#### Problem statement:
Restate every line of the material, word for word.

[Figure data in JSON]
>> Begin
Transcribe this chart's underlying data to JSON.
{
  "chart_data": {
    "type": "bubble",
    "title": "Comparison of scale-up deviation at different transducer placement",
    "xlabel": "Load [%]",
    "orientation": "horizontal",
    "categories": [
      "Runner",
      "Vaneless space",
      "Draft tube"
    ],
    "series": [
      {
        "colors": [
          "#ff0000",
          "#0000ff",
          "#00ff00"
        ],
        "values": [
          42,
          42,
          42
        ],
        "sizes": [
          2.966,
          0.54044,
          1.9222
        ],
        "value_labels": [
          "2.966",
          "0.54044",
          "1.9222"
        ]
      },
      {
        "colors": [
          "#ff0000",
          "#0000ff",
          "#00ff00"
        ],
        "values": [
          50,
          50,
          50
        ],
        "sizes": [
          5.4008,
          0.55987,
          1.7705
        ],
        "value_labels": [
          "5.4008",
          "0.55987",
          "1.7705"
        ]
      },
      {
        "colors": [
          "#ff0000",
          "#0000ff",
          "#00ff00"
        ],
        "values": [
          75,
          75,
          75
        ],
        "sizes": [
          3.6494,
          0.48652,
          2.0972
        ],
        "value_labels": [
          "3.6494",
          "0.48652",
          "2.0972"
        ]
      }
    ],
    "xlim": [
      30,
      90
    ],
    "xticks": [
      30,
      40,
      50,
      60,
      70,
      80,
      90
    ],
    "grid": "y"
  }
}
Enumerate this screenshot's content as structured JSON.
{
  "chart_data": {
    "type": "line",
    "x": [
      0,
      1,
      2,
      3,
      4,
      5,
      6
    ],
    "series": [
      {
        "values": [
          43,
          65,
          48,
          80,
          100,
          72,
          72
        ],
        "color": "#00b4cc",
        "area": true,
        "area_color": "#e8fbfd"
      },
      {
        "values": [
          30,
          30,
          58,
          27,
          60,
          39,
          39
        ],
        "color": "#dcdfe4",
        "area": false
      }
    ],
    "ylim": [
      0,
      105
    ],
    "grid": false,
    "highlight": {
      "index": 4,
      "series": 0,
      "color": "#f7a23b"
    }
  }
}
>> End
#### Task result:
Transcribe this chart's underlying data to JSON.
{
  "chart_data": {
    "type": "bubble",
    "title": "Comparison of scale-up deviation at different transducer placement",
    "xlabel": "Load [%]",
    "orientation": "horizontal",
    "categories": [
      "Runner",
      "Vaneless space",
      "Draft tube"
    ],
    "series": [
      {
        "colors": [
          "#ff0000",
          "#0000ff",
          "#00ff00"
        ],
        "values": [
          42,
          42,
          42
        ],
        "sizes": [
          2.966,
          0.54044,
          1.9222
        ],
        "value_labels": [
          "2.966",
          "0.54044",
          "1.9222"
        ]
      },
      {
        "colors": [
          "#ff0000",
          "#0000ff",
          "#00ff00"
        ],
        "values": [
          50,
          50,
          50
        ],
        "sizes": [
          5.4008,
          0.55987,
          1.7705
        ],
        "value_labels": [
          "5.4008",
          "0.55987",
          "1.7705"
        ]
      },
      {
        "colors": [
          "#ff0000",
          "#0000ff",
          "#00ff00"
        ],
        "values": [
          75,
          75,
          75
        ],
        "sizes": [
          3.6494,
          0.48652,
          2.0972
        ],
        "value_labels": [
          "3.6494",
          "0.48652",
          "2.0972"
        ]
      }
    ],
    "xlim": [
      30,
      90
    ],
    "xticks": [
      30,
      40,
      50,
      60,
      70,
      80,
      90
    ],
    "grid": "y"
  }
}
Enumerate this screenshot's content as structured JSON.
{
  "chart_data": {
    "type": "line",
    "x": [
      0,
      1,
      2,
      3,
      4,
      5,
      6
    ],
    "series": [
      {
        "values": [
          43,
          65,
          48,
          80,
          100,
          72,
          72
        ],
        "color": "#00b4cc",
        "area": true,
        "area_color": "#e8fbfd"
      },
      {
        "values": [
          30,
          30,
          58,
          27,
          60,
          39,
          39
        ],
        "color": "#dcdfe4",
        "area": false
      }
    ],
    "ylim": [
      0,
      105
    ],
    "grid": false,
    "highlight": {
      "index": 4,
      "series": 0,
      "color": "#f7a23b"
    }
  }
}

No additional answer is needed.